----- Supplied entries

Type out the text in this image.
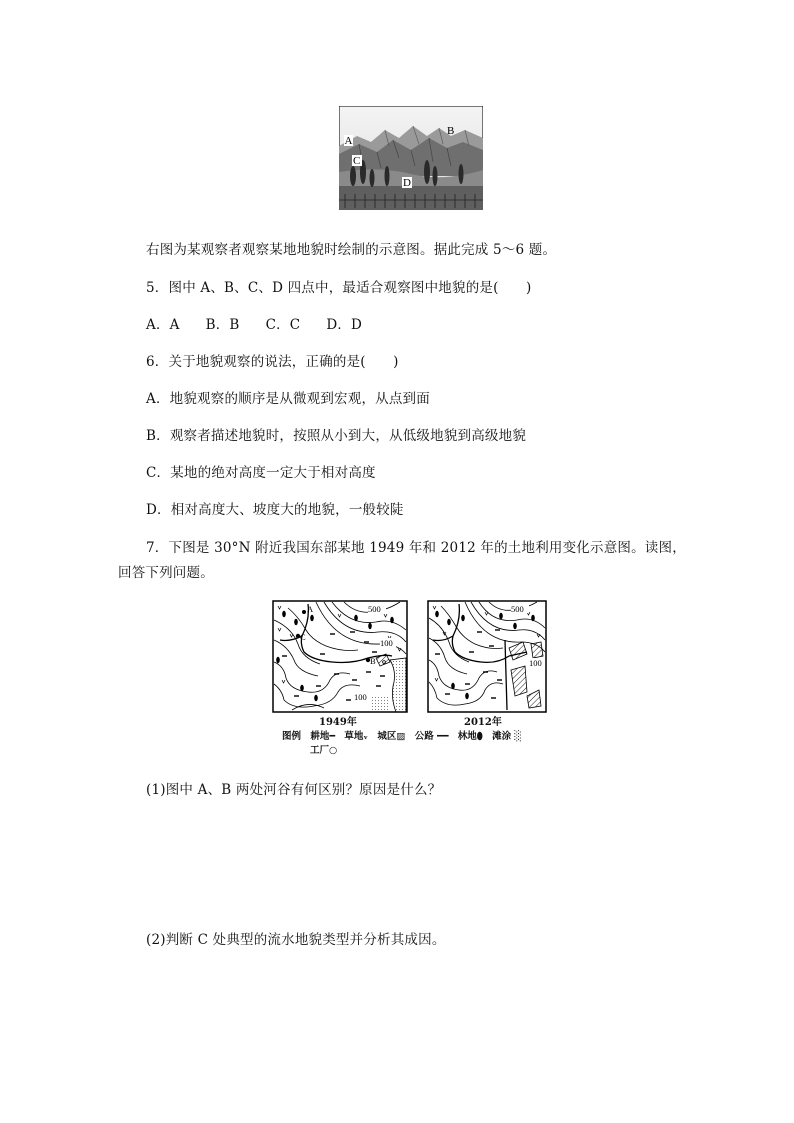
A
B
C
D
右图为某观察者观察某地地貌时绘制的示意图。据此完成 5～6 题。
5．图中 A、B、C、D 四点中，最适合观察图中地貌的是(　　)
A．A B．B C．C D．D
6．关于地貌观察的说法，正确的是(　　)
A．地貌观察的顺序是从微观到宏观，从点到面
B．观察者描述地貌时，按照从小到大，从低级地貌到高级地貌
C．某地的绝对高度一定大于相对高度
D．相对高度大、坡度大的地貌，一般较陡
7．下图是 30°N 附近我国东部某地 1949 年和 2012 年的土地利用变化示意图。读图，
回答下列问题。
A
C
B
500
100
100
500
100
1949年	2012年
图例 耕地━ 草地ᵥ 城区▨ 公路 ━━ 林地⬮ 滩涂 ░
工厂○
(1)图中 A、B 两处河谷有何区别？原因是什么？
(2)判断 C 处典型的流水地貌类型并分析其成因。
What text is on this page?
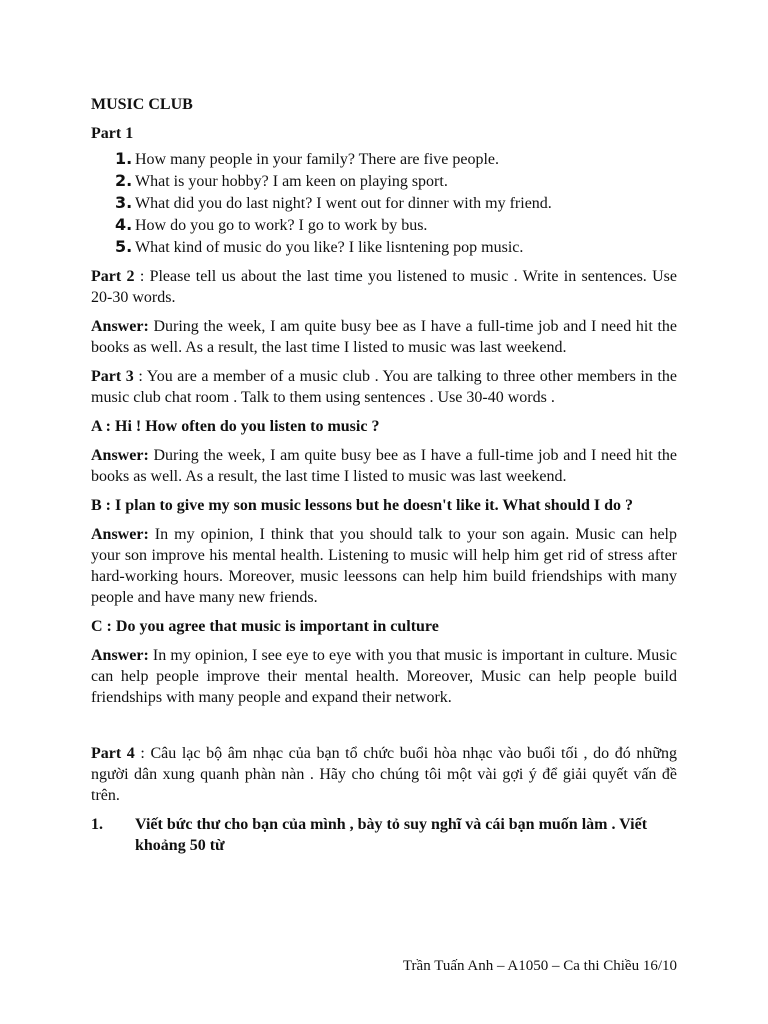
MUSIC CLUB
Part 1
1. How many people in your family? There are five people.
2. What is your hobby? I am keen on playing sport.
3. What did you do last night? I went out for dinner with my friend.
4. How do you go to work? I go to work by bus.
5. What kind of music do you like? I like lisntening pop music.

Part 2 : Please tell us about the last time you listened to music . Write in sentences. Use 20-30 words.

Answer: During the week, I am quite busy bee as I have a full-time job and I need hit the books as well. As a result, the last time I listed to music was last weekend.

Part 3 : You are a member of a music club . You are talking to three other members in the music club chat room . Talk to them using sentences . Use 30-40 words .

A : Hi ! How often do you listen to music ?

Answer: During the week, I am quite busy bee as I have a full-time job and I need hit the books as well. As a result, the last time I listed to music was last weekend.

B : I plan to give my son music lessons but he doesn't like it. What should I do ?

Answer: In my opinion, I think that you should talk to your son again. Music can help your son improve his mental health. Listening to music will help him get rid of stress after hard-working hours. Moreover, music leessons can help him build friendships with many people and have many new friends.

C : Do you agree that music is important in culture

Answer: In my opinion, I see eye to eye with you that music is important in culture. Music can help people improve their mental health. Moreover, Music can help people build friendships with many people and expand their network.

Part 4 : Câu lạc bộ âm nhạc của bạn tổ chức buổi hòa nhạc vào buổi tối , do đó những người dân xung quanh phàn nàn . Hãy cho chúng tôi một vài gợi ý để giải quyết vấn đề trên.

1.	Viết bức thư cho bạn của mình , bày tỏ suy nghĩ và cái bạn muốn làm . Viết khoảng 50 từ
Trần Tuấn Anh – A1050 – Ca thi Chiều 16/10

----------

● Written task
Each line above that includes "help" should be shown.

● Task solution
Answer: In my opinion, I think that you should talk to your son again. Music can help your son improve his mental health. Listening to music will help him get rid of stress after hard-working hours. Moreover, music leessons can help him build friendships with many people and have many new friends.
Answer: In my opinion, I see eye to eye with you that music is important in culture. Music can help people improve their mental health. Moreover, Music can help people build friendships with many people and expand their network.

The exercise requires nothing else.